#### ページ本文 ####

内容説明
夏休みが終われば、全て元通りになると思っていた。曖昧になったルールも、仙台さんとの距離も。なのに、彼女だけが未だに変で、「同じ大学受けたら?」なんて言いだす始末。そんなことを言われても、卒業後も一緒にいる理由はないし、彼女の将来に興味はない。そう、全く、少しも、私は興味ないのだ。
夏休みが終われば、進路の話になるのは自然なことだ。例えば宮城に、私と同じ大学への進学を提案してみたり。もちろん、宮城がそんな未来を考えていないことは知っている。それでももし、彼女が私と一緒の未来を少しでも考えてくれたら――そんなことを期待する私はやっぱりずるいのかもしれない。
感想・レビュー
※以下の感想・レビューは、株式会社ブックウォーカーの提供する「読書メーター」によるものです。

#### データ記録 ####

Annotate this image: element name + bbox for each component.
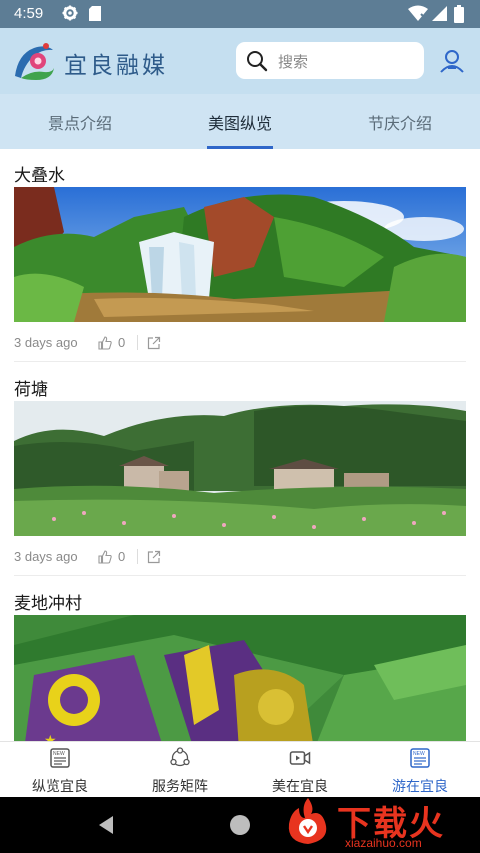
news-icon: NEW <box>410 748 430 768</box>
tab-festival-intro[interactable]: 节庆介绍 <box>340 110 460 134</box>
nav-label: 服务矩阵 <box>152 779 208 795</box>
flame-logo-icon <box>288 798 327 844</box>
svg-text:NEW: NEW <box>413 751 425 757</box>
meta-divider <box>137 549 138 564</box>
like-count: 0 <box>118 335 126 350</box>
search-placeholder: 搜索 <box>278 53 309 71</box>
app-header: 宜良融媒 搜索 <box>0 28 480 94</box>
card-timestamp: 3 days ago <box>14 549 78 564</box>
sd-card-icon <box>89 6 101 21</box>
thumbs-up-icon[interactable] <box>98 336 112 350</box>
home-button[interactable] <box>230 815 250 835</box>
category-tabs: 景点介绍 美图纵览 节庆介绍 <box>0 94 480 149</box>
watermark: 下载火 xiazaihuo.com <box>283 790 480 853</box>
card-divider <box>14 575 466 576</box>
nav-label: 纵览宜良 <box>32 779 88 795</box>
svg-text:NEW: NEW <box>53 751 65 757</box>
services-icon <box>170 747 190 767</box>
card-photo-field-art[interactable]: ★ <box>14 615 466 741</box>
settings-gear-icon <box>62 5 78 21</box>
thumbs-up-icon[interactable] <box>98 550 112 564</box>
card-timestamp: 3 days ago <box>14 335 78 350</box>
tab-scenic-intro[interactable]: 景点介绍 <box>20 110 140 134</box>
search-bar[interactable]: 搜索 <box>236 42 424 79</box>
card-title: 大叠水 <box>14 166 65 186</box>
app-logo-icon <box>15 43 54 80</box>
status-bar: 4:59 <box>0 0 480 28</box>
card-photo-lotus-pond[interactable] <box>14 401 466 536</box>
search-icon <box>247 51 268 72</box>
news-icon: NEW <box>50 748 70 768</box>
bottom-navigation: NEW 纵览宜良 服务矩阵 美在宜良 NEW 游在宜良 <box>0 741 480 797</box>
tab-photo-gallery[interactable]: 美图纵览 <box>180 110 300 134</box>
meta-divider <box>137 335 138 350</box>
video-icon <box>289 751 311 765</box>
watermark-url: xiazaihuo.com <box>345 836 422 850</box>
svg-text:★: ★ <box>44 733 57 741</box>
nav-overview[interactable]: NEW 纵览宜良 <box>0 742 120 798</box>
share-icon[interactable] <box>147 336 161 350</box>
share-icon[interactable] <box>147 550 161 564</box>
card-title: 荷塘 <box>14 380 48 400</box>
app-name: 宜良融媒 <box>64 53 168 79</box>
back-icon[interactable] <box>97 815 115 835</box>
wifi-icon <box>408 5 428 21</box>
like-count: 0 <box>118 549 126 564</box>
nav-services[interactable]: 服务矩阵 <box>120 742 240 798</box>
user-profile-icon[interactable] <box>439 48 465 74</box>
card-divider <box>14 361 466 362</box>
photo-feed[interactable]: 大叠水 3 days ago 0 荷塘 3 days ago 0 麦地冲村 <box>0 149 480 741</box>
card-photo-waterfall[interactable] <box>14 187 466 322</box>
card-title: 麦地冲村 <box>14 594 82 614</box>
battery-icon <box>454 5 464 23</box>
signal-icon <box>432 6 447 21</box>
status-time: 4:59 <box>14 5 44 22</box>
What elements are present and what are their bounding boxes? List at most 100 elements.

####

#### [指示]
ページ本文から、「夏休みが終われば、進路の話に」を含む箇所から「書メーター」によるものです。」までを、一字も変えずに書き出してください。 リストはページ本文とは別の資料です。

#### [解答]
夏休みが終われば、進路の話になるのは自然なことだ。例えば宮城に、私と同じ大学への進学を提案してみたり。もちろん、宮城がそんな未来を考えていないことは知っている。それでももし、彼女が私と一緒の未来を少しでも考えてくれたら――そんなことを期待する私はやっぱりずるいのかもしれない。
感想・レビュー
※以下の感想・レビューは、株式会社ブックウォーカーの提供する「読書メーター」によるものです。